Extrait du texte
休息 Xiūxí
Il est environ 22h03. Je reçois un SMS de Paul qui me propose d’aller dîner le lendemain au Club des poètes. « Un lieu étonnant qui pourrait te plaire » précise-t-il. Précaution inutile. J’ai confiance en lui et non, que j’aie la cuisse particulièrement légère, je me rends à son invitation au pied-levé.
Si certains ne sont qu’à demi-poètes, je découvre qu’au fond de moi, même si ça ne se voit pas, je suis très poète-poète.
L’endroit est un modeste estaminet de la rue de Bourgogne dans le 7e arrondissement de Paris. On y est accueilli dans la pénombre par un léger fumet de saucisse-lentilles qui, loin de repousser le chaland, exerce au contraire une attraction magnétique. Un zinc, une dizaine de tables rustiques, de vieux livres plus ou moins rangés sur des étagères le long des murs. La gargote est sympathique, l’accueil simple, jeune et chaleureux. On s’installe dans le fond de la salle. Menu basique (avec possibilité de saucisse-lentilles, si vous demandez gentiment) et pinard dont la seule qualité est d’être rouge. Mais ça suffit amplement. Le charme est ailleurs. Une atmosphère de fin d’après-guerre. Une petite touche de jazz manouche qui s’échappe de la vieille guitare d’un tout jeune homme en marinière. On dine, on discute. On est bien.

Enregistrements fournis
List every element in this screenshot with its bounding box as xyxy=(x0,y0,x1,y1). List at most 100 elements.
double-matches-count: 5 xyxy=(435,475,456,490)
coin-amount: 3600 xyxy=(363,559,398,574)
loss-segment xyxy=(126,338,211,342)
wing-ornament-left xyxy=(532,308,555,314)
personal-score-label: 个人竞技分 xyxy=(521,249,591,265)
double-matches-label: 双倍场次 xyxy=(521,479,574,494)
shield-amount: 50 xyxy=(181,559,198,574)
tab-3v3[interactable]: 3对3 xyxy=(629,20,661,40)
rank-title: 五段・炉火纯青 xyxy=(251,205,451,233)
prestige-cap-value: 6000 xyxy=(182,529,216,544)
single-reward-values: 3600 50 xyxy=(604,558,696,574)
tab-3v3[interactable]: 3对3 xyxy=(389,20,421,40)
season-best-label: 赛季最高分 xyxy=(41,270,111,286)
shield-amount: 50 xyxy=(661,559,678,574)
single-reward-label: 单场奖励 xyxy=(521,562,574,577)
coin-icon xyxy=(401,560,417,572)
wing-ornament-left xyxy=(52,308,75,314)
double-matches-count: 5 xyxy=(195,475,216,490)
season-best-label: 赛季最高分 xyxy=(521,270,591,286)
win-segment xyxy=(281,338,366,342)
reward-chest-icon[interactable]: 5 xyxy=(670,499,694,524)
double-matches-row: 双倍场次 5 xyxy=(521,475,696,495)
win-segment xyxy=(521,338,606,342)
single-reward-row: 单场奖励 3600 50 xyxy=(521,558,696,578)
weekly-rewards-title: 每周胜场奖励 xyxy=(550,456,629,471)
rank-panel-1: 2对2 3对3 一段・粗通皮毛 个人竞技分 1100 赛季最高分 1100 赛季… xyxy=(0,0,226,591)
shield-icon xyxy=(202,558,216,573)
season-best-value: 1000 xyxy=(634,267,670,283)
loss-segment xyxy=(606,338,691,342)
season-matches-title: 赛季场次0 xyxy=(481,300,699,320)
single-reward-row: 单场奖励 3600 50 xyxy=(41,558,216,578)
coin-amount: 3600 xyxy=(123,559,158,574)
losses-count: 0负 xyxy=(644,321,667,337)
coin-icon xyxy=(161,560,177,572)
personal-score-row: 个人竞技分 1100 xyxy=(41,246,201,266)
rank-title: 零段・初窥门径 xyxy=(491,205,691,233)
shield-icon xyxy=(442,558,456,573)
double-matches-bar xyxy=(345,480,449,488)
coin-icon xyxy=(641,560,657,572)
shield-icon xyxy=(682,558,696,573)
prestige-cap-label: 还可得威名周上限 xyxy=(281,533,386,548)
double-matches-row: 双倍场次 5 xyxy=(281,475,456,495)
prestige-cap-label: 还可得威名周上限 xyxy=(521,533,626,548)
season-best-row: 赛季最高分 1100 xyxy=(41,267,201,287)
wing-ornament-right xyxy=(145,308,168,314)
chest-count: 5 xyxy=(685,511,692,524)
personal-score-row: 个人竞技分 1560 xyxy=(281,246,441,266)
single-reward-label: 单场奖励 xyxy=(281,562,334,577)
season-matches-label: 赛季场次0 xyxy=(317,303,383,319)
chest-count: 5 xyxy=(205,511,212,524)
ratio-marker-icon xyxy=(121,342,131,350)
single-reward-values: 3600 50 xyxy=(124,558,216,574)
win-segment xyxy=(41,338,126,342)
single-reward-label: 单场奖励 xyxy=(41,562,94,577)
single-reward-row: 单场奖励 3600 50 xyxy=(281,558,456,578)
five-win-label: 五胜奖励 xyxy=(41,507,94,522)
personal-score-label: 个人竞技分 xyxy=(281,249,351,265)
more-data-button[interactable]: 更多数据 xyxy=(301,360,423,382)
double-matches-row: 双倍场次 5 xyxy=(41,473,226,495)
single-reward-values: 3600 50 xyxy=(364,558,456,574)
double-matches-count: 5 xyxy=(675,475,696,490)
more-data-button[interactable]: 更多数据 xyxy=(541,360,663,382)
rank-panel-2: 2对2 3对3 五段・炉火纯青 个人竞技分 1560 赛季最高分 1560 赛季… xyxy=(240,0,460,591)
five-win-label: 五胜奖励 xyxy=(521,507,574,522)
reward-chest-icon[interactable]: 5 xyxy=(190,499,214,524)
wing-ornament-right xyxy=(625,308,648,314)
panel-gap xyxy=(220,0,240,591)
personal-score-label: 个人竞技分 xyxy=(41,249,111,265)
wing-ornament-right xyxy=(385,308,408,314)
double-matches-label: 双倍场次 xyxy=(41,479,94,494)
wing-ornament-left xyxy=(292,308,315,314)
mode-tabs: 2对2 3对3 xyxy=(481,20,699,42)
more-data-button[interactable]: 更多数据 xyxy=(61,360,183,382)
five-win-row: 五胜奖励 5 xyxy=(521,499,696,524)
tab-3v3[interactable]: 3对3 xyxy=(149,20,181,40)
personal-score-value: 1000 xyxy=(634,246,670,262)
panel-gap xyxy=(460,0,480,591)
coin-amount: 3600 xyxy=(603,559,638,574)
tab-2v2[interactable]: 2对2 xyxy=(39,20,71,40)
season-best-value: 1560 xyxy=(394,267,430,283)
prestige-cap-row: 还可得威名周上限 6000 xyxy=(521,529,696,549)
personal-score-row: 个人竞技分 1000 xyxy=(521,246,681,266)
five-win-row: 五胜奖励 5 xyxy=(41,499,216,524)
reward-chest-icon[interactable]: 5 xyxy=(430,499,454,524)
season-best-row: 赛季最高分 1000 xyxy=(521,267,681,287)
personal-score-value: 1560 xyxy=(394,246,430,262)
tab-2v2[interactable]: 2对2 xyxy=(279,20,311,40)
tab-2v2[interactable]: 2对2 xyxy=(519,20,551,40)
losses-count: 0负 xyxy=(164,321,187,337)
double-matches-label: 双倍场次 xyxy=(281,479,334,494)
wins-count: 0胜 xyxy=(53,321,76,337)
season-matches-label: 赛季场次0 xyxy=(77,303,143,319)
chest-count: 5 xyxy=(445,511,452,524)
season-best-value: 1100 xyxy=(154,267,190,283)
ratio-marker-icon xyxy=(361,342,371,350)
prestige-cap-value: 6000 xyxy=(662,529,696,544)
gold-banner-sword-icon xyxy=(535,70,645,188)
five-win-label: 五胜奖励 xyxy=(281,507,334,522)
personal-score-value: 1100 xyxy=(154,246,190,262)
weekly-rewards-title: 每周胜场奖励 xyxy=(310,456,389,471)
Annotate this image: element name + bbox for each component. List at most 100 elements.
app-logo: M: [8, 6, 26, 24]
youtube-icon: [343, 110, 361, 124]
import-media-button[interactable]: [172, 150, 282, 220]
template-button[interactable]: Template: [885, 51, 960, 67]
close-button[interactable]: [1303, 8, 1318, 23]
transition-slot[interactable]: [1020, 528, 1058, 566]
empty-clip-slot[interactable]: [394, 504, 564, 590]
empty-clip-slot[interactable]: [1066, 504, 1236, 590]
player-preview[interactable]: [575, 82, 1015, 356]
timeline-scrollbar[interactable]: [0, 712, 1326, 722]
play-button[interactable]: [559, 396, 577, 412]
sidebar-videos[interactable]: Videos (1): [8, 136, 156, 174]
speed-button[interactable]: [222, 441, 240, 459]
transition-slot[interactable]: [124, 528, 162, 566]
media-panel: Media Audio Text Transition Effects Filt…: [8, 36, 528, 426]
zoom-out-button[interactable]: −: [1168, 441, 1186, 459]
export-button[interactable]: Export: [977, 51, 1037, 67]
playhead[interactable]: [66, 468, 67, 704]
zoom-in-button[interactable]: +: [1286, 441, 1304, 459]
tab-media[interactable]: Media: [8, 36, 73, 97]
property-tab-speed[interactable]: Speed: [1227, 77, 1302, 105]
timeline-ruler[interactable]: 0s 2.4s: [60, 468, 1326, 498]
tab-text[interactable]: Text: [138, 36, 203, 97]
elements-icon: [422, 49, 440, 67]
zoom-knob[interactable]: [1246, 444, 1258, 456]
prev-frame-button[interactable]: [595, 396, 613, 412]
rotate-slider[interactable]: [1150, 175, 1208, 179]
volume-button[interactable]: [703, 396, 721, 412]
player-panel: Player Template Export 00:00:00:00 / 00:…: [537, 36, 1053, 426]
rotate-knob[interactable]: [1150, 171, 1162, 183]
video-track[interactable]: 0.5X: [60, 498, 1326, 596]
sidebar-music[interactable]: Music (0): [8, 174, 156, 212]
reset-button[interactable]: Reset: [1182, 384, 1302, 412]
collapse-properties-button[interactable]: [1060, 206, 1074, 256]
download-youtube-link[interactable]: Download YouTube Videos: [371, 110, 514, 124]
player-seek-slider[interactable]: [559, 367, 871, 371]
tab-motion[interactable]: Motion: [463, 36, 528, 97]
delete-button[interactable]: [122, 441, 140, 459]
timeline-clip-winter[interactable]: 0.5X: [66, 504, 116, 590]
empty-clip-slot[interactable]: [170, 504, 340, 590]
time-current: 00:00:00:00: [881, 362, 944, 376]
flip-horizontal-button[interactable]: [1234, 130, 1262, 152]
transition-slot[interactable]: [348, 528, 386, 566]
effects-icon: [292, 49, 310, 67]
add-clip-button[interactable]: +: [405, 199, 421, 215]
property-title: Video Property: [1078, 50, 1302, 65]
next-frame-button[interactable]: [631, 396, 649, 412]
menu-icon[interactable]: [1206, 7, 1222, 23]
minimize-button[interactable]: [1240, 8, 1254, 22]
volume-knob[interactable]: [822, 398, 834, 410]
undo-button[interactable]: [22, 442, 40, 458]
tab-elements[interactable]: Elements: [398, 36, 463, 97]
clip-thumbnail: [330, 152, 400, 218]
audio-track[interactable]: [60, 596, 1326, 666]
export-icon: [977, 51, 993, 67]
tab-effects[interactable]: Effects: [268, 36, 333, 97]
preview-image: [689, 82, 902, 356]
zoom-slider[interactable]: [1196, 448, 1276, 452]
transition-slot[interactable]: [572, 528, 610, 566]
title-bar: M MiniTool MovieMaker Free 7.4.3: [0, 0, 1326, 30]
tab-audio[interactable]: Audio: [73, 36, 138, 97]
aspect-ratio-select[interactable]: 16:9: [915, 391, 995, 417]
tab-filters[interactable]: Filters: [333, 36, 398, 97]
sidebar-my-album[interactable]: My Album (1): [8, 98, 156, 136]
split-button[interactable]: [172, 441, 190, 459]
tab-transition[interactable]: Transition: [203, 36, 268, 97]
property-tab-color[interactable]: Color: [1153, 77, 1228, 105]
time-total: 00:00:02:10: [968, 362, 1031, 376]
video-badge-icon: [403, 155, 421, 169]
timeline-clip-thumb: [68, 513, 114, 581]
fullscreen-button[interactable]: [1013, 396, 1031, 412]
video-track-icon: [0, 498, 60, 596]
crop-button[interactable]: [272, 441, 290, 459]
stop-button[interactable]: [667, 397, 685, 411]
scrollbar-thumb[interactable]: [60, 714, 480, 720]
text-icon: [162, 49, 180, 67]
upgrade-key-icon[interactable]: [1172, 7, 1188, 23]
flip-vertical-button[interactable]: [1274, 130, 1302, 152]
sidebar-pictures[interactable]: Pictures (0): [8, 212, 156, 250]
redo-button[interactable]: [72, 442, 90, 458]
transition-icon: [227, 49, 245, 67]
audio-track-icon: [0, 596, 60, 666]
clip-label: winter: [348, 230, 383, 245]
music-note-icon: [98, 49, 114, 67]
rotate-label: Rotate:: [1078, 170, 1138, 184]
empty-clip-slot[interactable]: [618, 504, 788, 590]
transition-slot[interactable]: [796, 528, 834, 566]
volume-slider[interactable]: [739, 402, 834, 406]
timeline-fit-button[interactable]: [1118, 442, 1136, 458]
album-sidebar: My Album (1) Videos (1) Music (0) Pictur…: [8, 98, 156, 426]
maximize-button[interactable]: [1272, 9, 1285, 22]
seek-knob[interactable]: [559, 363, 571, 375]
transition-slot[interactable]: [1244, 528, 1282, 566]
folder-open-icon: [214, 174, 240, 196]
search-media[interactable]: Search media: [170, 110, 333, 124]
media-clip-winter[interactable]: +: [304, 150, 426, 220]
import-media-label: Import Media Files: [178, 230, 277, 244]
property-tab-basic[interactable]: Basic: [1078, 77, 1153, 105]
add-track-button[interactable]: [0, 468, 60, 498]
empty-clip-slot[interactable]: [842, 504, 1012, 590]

Tâches à réaliser
• 1. Répondez à ces questions sur le texte consacré au Club des poètes :
(a) Qui envoie le SMS, et vers quelle heure ?
(b) Dans quelle rue et quel arrondissement se trouve l'établissement ?
(c) Quel genre de musique joue le jeune homme en marinière, et sur quel instrument ?
• 2. D'après le texte sur le Club des poètes, pourquoi la précision ajoutée par Paul dans son SMS est-elle une « précaution inutile » ?
• 3. Prolongez le texte sur le Club des poètes à partir de sa dernière phrase.

Tâches résolues
• 1.
(a) Paul, vers 22h03.
(b) Rue de Bourgogne, dans le 7e arrondissement de Paris.
(c) Du jazz manouche, sur une vieille guitare.

• 2. La précaution est inutile parce que la personne qui raconte a confiance en Paul. Elle accepte donc son invitation au pied levé, sans avoir besoin d'être convaincue.

• 3.
Puis, soudain, la lumière s’affaiblit et la rumeur aussi.
Le jeune guitariste, qui vu de loin en plissant des yeux, a quelque chose d’un Bernard Buffet épuré, déclame calmement le poème d’un auteur inconnu. On ne lit pas, ici. On récite. C’est la règle.
Le silence qu’impose sa modestie et sa justesse est total. Puis viennent deux jeunes filles qui à leur tour prennent place, côte-à-côte, sur les tabourets du zinc face au public.
L’une semble très timide malgré son pull-over rouge. L’autre, visage finement ciselé de madone moderne dans sa longue robe légère aux motifs cubistes, est très élégante. Elles nous régalent de longs textes d’Apollinaire et d’Aragon, et de Desnos, et d’autres encore. Très vite, une magie s’opère, nous berce et nous arrache doucement au temps et à tout.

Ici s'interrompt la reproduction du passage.